Stored data entries:
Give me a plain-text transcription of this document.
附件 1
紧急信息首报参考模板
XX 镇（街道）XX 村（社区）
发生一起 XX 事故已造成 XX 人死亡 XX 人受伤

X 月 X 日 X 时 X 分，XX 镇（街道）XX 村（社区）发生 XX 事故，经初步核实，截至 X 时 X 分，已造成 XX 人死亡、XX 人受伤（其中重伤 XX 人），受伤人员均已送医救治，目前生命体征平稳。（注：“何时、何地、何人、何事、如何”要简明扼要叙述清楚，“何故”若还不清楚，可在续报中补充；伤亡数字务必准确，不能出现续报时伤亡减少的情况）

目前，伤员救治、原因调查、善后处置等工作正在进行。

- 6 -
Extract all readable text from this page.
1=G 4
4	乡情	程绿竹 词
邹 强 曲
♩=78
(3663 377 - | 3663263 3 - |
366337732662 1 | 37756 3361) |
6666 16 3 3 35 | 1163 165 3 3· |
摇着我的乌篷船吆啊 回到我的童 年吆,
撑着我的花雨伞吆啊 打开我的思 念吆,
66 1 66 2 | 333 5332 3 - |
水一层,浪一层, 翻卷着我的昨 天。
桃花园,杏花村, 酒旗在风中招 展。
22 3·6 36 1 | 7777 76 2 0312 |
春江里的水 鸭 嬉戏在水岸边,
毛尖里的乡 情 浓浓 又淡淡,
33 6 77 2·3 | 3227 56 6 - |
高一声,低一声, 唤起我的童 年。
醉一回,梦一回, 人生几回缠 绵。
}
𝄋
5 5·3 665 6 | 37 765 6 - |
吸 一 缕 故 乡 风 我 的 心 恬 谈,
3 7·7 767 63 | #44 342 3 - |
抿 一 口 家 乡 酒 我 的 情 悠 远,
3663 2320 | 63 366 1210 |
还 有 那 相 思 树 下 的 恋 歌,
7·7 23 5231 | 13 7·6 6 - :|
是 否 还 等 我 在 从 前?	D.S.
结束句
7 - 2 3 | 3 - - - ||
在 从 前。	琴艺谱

Task to complete>
Without leaving anything out, quote all the data.

Exercise response>
Give me a plain-text transcription of this document.
附件 1
紧急信息首报参考模板
XX 镇（街道）XX 村（社区）
发生一起 XX 事故已造成 XX 人死亡 XX 人受伤

X 月 X 日 X 时 X 分，XX 镇（街道）XX 村（社区）发生 XX 事故，经初步核实，截至 X 时 X 分，已造成 XX 人死亡、XX 人受伤（其中重伤 XX 人），受伤人员均已送医救治，目前生命体征平稳。（注：“何时、何地、何人、何事、如何”要简明扼要叙述清楚，“何故”若还不清楚，可在续报中补充；伤亡数字务必准确，不能出现续报时伤亡减少的情况）

目前，伤员救治、原因调查、善后处置等工作正在进行。

- 6 -
Extract all readable text from this page.
1=G 4
4	乡情	程绿竹 词
邹 强 曲
♩=78
(3663 377 - | 3663263 3 - |
366337732662 1 | 37756 3361) |
6666 16 3 3 35 | 1163 165 3 3· |
摇着我的乌篷船吆啊 回到我的童 年吆,
撑着我的花雨伞吆啊 打开我的思 念吆,
66 1 66 2 | 333 5332 3 - |
水一层,浪一层, 翻卷着我的昨 天。
桃花园,杏花村, 酒旗在风中招 展。
22 3·6 36 1 | 7777 76 2 0312 |
春江里的水 鸭 嬉戏在水岸边,
毛尖里的乡 情 浓浓 又淡淡,
33 6 77 2·3 | 3227 56 6 - |
高一声,低一声, 唤起我的童 年。
醉一回,梦一回, 人生几回缠 绵。
}
𝄋
5 5·3 665 6 | 37 765 6 - |
吸 一 缕 故 乡 风 我 的 心 恬 谈,
3 7·7 767 63 | #44 342 3 - |
抿 一 口 家 乡 酒 我 的 情 悠 远,
3663 2320 | 63 366 1210 |
还 有 那 相 思 树 下 的 恋 歌,
7·7 23 5231 | 13 7·6 6 - :|
是 否 还 等 我 在 从 前?	D.S.
结束句
7 - 2 3 | 3 - - - ||
在 从 前。	琴艺谱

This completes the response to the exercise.